_DIRECTIVE_
Report how many lines of the following entries include the string "type"; respond with the number alone.

_ROWS_
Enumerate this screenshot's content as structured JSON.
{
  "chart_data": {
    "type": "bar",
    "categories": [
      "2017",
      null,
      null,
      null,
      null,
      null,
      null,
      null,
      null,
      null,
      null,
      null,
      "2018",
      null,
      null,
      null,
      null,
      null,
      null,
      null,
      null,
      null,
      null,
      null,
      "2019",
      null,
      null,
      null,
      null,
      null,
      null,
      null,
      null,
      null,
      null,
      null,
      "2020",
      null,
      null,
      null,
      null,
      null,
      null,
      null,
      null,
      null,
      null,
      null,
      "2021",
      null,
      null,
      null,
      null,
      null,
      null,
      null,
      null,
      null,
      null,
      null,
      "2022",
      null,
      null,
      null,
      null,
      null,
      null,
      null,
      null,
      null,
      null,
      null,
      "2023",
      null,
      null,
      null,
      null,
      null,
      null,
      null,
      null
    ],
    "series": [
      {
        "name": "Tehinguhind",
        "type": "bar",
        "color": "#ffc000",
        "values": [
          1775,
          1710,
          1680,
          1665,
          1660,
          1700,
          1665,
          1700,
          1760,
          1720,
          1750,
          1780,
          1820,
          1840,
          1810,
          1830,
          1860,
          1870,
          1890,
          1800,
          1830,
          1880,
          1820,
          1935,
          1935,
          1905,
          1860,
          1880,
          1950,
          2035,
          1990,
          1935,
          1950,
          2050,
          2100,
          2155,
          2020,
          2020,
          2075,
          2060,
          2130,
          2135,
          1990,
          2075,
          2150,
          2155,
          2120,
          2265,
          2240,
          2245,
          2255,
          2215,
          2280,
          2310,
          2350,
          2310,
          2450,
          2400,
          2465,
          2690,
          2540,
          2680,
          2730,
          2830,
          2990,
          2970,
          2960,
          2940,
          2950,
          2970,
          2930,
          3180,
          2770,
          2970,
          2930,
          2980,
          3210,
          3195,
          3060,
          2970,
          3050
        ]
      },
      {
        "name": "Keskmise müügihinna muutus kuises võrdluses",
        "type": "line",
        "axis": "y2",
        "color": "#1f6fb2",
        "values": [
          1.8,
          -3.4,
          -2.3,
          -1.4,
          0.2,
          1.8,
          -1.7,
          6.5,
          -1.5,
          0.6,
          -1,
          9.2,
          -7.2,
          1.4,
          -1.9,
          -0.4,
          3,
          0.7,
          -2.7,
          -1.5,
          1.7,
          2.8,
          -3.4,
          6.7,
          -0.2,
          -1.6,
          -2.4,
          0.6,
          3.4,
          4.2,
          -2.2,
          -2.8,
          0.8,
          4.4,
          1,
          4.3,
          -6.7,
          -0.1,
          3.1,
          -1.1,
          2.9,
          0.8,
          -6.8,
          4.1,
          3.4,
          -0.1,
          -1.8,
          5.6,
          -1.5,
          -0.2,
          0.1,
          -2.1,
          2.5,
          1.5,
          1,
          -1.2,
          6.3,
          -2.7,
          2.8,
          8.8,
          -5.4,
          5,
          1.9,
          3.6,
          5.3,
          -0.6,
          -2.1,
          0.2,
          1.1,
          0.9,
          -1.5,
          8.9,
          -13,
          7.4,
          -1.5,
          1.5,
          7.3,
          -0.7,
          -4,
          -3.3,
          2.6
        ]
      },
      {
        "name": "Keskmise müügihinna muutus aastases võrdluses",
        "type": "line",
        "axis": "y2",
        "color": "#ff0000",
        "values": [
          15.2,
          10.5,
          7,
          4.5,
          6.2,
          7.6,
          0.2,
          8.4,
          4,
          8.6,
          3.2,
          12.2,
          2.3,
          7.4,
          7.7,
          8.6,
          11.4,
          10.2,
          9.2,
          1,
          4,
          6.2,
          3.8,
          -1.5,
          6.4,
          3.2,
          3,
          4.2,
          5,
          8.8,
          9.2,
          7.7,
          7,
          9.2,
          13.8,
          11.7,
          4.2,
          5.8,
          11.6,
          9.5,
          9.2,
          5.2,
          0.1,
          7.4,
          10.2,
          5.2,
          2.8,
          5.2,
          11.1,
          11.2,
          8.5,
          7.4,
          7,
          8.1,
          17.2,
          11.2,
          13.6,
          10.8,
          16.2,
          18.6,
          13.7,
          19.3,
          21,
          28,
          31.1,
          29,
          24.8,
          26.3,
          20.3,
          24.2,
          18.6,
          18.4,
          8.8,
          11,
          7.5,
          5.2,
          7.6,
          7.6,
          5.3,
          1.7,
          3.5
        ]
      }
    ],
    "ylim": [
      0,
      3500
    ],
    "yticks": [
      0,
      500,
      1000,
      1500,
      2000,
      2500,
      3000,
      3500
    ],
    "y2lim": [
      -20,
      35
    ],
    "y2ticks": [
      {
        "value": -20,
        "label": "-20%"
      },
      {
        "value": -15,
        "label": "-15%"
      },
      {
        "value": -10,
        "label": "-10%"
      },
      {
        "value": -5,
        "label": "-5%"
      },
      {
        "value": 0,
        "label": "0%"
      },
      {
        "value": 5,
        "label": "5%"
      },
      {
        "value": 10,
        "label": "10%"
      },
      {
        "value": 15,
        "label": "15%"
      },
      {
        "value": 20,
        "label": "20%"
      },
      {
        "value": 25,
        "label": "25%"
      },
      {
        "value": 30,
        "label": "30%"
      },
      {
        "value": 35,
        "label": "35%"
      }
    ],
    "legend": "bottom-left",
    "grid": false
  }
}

_EXERCISE SOLUTION_
4